— begin Exercise inputs —
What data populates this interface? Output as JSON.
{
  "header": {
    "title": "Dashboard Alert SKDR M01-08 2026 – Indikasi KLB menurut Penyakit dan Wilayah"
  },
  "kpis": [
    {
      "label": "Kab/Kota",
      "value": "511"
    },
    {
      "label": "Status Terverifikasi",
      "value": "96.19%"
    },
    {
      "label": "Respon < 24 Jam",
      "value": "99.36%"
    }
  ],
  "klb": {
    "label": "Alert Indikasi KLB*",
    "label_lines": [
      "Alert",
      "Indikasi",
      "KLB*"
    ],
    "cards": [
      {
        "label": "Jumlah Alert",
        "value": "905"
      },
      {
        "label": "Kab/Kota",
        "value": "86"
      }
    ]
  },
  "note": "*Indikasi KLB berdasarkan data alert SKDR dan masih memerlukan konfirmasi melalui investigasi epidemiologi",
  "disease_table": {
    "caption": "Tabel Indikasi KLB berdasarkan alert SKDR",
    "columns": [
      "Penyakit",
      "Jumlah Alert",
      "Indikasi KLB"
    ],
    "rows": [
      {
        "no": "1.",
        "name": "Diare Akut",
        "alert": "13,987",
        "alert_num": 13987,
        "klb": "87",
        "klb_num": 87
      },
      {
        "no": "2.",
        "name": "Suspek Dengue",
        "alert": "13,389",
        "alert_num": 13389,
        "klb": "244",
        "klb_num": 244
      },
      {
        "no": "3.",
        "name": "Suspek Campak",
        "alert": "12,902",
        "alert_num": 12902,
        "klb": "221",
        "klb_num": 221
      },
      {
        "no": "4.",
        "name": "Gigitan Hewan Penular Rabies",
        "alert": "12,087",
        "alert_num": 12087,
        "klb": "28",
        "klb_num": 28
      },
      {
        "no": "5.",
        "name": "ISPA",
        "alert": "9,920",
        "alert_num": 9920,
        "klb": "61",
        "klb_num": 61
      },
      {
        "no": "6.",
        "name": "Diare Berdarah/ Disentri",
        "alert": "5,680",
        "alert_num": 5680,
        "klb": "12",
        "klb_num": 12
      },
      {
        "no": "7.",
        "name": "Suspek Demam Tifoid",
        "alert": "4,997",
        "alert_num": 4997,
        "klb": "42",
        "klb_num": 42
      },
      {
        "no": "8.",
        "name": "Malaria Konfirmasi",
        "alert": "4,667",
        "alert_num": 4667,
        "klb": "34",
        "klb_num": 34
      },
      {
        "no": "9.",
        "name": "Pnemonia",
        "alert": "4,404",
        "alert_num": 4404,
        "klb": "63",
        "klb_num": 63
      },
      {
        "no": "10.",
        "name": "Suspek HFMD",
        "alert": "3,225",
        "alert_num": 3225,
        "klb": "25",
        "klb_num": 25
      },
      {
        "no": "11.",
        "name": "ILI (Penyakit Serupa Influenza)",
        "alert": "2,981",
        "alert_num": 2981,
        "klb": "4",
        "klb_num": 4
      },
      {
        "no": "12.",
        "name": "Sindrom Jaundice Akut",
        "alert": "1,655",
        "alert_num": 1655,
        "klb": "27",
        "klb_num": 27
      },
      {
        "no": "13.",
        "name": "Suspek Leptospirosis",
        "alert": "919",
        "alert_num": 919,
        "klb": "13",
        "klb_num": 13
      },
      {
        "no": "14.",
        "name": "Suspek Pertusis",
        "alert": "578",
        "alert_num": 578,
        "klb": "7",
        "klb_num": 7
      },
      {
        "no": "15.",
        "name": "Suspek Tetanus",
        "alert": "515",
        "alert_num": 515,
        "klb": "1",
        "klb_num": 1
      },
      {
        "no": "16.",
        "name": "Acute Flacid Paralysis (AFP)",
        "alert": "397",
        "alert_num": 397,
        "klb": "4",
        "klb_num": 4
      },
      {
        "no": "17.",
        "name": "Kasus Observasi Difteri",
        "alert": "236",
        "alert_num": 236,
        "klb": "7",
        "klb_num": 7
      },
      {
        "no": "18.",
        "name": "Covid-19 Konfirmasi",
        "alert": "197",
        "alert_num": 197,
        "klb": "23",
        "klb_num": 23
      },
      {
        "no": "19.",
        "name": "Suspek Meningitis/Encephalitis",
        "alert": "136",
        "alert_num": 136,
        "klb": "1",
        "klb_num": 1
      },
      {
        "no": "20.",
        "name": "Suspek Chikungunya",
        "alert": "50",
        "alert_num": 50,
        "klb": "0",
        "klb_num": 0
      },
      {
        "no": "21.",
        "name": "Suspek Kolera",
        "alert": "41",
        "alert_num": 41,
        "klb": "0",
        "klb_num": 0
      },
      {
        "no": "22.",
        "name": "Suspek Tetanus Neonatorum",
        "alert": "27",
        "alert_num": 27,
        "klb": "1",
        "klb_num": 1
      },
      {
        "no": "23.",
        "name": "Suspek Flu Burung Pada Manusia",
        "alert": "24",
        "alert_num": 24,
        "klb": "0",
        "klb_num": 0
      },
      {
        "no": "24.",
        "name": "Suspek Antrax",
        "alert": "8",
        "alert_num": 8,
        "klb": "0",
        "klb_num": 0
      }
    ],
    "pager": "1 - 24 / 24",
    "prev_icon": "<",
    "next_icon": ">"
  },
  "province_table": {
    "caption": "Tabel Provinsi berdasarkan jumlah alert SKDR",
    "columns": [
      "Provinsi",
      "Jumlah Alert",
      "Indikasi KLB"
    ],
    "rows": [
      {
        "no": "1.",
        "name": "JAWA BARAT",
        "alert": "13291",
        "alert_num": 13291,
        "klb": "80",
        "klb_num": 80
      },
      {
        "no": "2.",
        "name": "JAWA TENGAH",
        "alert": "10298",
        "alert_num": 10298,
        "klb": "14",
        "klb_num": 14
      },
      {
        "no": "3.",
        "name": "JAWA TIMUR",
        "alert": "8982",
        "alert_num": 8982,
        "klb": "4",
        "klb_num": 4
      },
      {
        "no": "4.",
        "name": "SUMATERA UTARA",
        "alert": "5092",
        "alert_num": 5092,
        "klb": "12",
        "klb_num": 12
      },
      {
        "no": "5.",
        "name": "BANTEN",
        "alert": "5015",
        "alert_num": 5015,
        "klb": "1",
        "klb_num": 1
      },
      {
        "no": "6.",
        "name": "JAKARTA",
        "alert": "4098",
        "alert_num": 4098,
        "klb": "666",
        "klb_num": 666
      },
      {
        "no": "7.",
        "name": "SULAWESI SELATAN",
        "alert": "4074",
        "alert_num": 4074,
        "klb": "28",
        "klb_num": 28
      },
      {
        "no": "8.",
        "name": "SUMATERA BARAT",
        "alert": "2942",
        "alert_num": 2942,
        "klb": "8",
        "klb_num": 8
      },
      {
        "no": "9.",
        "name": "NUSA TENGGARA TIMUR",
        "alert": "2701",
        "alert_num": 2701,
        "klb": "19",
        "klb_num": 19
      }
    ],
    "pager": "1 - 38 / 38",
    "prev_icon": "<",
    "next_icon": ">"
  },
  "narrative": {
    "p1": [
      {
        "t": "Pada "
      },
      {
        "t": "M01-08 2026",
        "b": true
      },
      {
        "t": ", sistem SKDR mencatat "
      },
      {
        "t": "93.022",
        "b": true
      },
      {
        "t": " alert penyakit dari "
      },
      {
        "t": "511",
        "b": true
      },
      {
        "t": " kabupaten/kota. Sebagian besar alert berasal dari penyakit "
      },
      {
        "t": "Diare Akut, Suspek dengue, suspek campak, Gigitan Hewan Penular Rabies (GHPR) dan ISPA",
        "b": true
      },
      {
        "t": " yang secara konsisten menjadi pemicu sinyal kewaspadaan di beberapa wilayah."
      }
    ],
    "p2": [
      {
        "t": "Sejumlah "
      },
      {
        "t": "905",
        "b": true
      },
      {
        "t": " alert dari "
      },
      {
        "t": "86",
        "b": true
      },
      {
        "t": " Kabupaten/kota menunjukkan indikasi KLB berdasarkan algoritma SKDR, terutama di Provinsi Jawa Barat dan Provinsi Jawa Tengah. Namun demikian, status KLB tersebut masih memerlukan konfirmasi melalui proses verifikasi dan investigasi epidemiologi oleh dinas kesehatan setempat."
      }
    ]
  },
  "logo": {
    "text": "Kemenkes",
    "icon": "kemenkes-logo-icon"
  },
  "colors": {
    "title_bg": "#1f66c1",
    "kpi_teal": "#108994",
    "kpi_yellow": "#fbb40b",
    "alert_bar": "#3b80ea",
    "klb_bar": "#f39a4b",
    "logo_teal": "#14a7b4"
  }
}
— end Exercise inputs —
▶ [Short problem]:
Copy out every line where the word "Tabel" occurs.

▶ [Correct output]:
    "caption": "Tabel Indikasi KLB berdasarkan alert SKDR",
    "caption": "Tabel Provinsi berdasarkan jumlah alert SKDR",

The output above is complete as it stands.